------ Dataset
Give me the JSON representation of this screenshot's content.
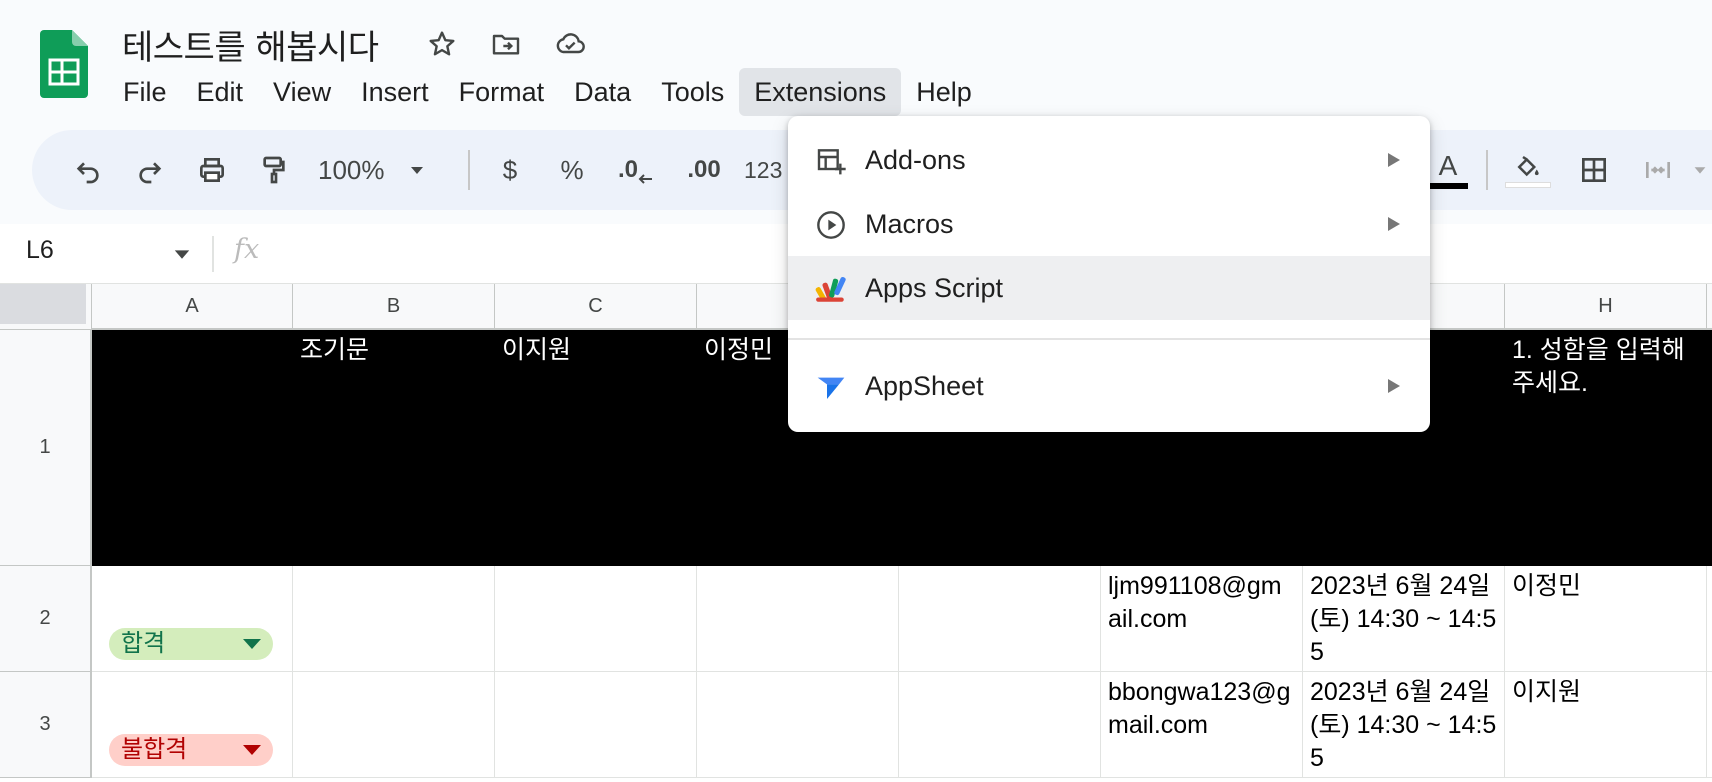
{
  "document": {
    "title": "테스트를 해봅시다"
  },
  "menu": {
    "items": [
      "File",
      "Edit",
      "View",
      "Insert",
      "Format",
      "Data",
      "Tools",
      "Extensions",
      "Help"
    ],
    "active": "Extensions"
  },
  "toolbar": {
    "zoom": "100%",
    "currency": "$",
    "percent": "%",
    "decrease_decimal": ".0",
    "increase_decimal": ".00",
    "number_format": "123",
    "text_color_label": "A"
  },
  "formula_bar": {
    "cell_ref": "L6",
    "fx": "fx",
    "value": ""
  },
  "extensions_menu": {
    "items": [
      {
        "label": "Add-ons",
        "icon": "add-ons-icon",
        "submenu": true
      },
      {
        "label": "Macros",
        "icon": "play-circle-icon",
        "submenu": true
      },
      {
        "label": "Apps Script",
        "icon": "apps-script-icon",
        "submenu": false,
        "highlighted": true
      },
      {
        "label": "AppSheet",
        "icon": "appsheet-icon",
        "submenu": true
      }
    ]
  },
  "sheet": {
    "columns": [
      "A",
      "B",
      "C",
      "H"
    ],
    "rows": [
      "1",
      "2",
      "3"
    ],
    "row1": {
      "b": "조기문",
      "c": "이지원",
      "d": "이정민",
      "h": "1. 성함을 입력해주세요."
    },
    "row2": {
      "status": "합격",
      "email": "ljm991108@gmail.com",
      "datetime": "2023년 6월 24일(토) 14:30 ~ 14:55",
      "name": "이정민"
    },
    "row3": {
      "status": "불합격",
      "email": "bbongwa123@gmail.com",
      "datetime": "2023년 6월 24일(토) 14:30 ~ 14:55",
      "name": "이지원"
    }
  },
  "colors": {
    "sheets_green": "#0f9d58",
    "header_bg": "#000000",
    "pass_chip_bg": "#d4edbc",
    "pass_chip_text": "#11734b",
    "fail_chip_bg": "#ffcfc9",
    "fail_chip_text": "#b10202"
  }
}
------------
What the task requires - Set down all the data again exactly as above, pictures excluded.

Written solution -
Give me the JSON representation of this screenshot's content.
{
  "document": {
    "title": "테스트를 해봅시다"
  },
  "menu": {
    "items": [
      "File",
      "Edit",
      "View",
      "Insert",
      "Format",
      "Data",
      "Tools",
      "Extensions",
      "Help"
    ],
    "active": "Extensions"
  },
  "toolbar": {
    "zoom": "100%",
    "currency": "$",
    "percent": "%",
    "decrease_decimal": ".0",
    "increase_decimal": ".00",
    "number_format": "123",
    "text_color_label": "A"
  },
  "formula_bar": {
    "cell_ref": "L6",
    "fx": "fx",
    "value": ""
  },
  "extensions_menu": {
    "items": [
      {
        "label": "Add-ons",
        "icon": "add-ons-icon",
        "submenu": true
      },
      {
        "label": "Macros",
        "icon": "play-circle-icon",
        "submenu": true
      },
      {
        "label": "Apps Script",
        "icon": "apps-script-icon",
        "submenu": false,
        "highlighted": true
      },
      {
        "label": "AppSheet",
        "icon": "appsheet-icon",
        "submenu": true
      }
    ]
  },
  "sheet": {
    "columns": [
      "A",
      "B",
      "C",
      "H"
    ],
    "rows": [
      "1",
      "2",
      "3"
    ],
    "row1": {
      "b": "조기문",
      "c": "이지원",
      "d": "이정민",
      "h": "1. 성함을 입력해주세요."
    },
    "row2": {
      "status": "합격",
      "email": "ljm991108@gmail.com",
      "datetime": "2023년 6월 24일(토) 14:30 ~ 14:55",
      "name": "이정민"
    },
    "row3": {
      "status": "불합격",
      "email": "bbongwa123@gmail.com",
      "datetime": "2023년 6월 24일(토) 14:30 ~ 14:55",
      "name": "이지원"
    }
  },
  "colors": {
    "sheets_green": "#0f9d58",
    "header_bg": "#000000",
    "pass_chip_bg": "#d4edbc",
    "pass_chip_text": "#11734b",
    "fail_chip_bg": "#ffcfc9",
    "fail_chip_text": "#b10202"
  }
}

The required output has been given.